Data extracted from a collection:

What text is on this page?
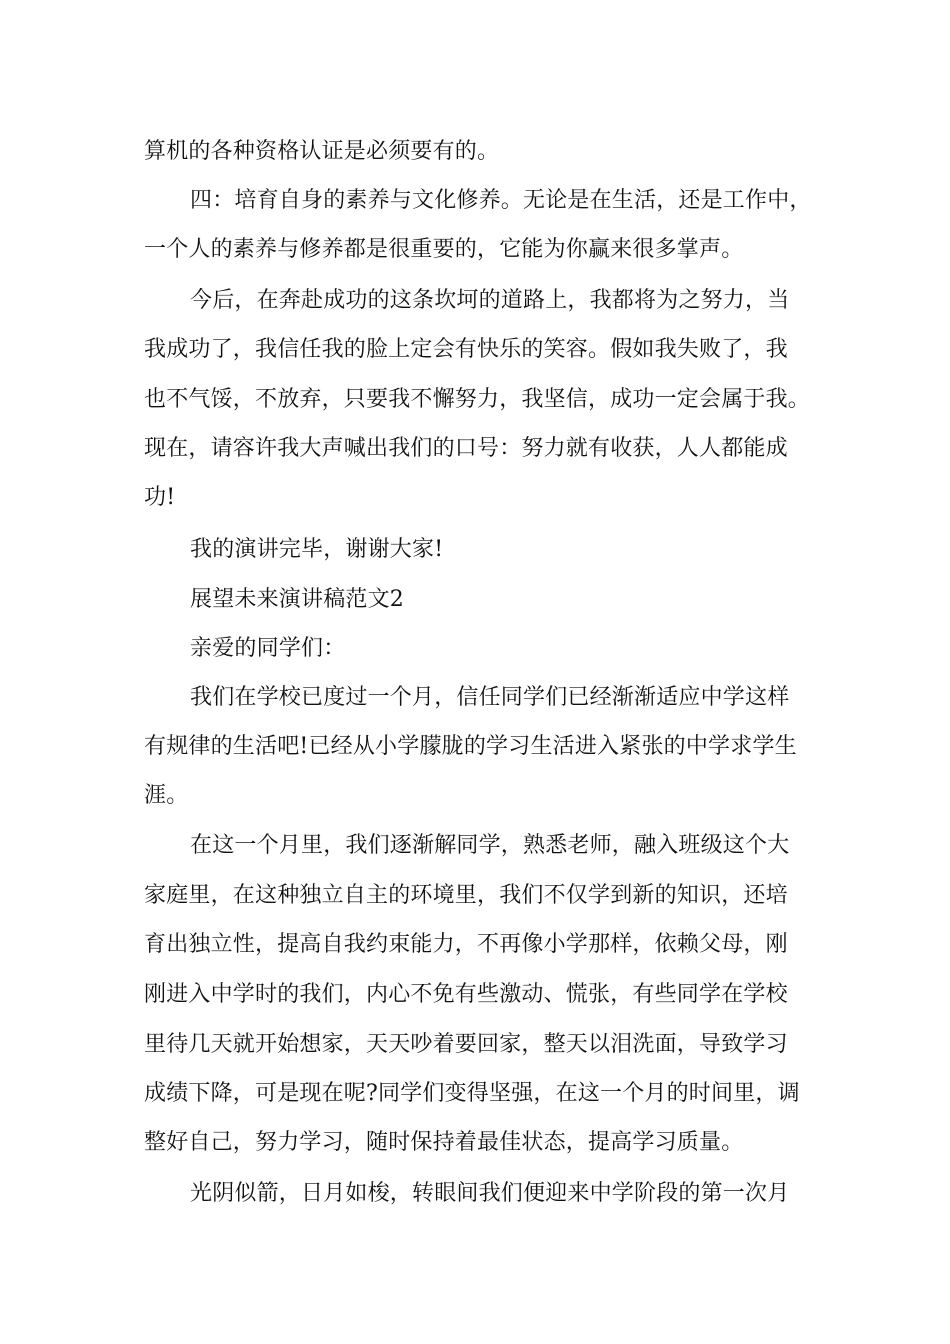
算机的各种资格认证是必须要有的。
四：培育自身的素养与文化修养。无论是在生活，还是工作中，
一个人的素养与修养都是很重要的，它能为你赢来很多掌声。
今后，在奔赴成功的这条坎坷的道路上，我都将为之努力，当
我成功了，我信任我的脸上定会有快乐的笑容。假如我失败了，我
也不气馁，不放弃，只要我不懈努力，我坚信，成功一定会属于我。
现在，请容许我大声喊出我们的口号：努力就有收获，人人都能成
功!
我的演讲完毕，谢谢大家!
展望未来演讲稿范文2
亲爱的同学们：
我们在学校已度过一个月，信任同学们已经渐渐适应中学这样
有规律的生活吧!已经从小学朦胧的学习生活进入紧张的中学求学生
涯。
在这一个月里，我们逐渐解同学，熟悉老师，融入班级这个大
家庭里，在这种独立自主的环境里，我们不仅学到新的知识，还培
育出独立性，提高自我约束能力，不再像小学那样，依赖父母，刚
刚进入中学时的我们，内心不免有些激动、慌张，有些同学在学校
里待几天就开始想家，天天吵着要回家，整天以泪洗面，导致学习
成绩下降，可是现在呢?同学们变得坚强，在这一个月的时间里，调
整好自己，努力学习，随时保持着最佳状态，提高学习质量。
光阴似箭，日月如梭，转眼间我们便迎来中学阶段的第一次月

---

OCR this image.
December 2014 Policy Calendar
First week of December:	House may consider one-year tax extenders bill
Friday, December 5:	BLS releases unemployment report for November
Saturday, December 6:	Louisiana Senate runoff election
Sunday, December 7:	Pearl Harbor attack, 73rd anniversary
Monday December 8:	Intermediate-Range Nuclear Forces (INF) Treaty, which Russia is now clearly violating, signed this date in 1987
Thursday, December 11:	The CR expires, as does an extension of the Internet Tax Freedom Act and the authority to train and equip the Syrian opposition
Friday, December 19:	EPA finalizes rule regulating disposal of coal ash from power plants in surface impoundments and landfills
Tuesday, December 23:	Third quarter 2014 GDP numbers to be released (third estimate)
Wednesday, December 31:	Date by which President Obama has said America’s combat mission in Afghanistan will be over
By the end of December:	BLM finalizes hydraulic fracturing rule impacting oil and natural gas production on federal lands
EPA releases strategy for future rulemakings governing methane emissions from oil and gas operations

TASK INSTRUCTIONS. What is the number of lines in the records that contain the string "releases"? Give only that number.

WRITTEN REPLY. 2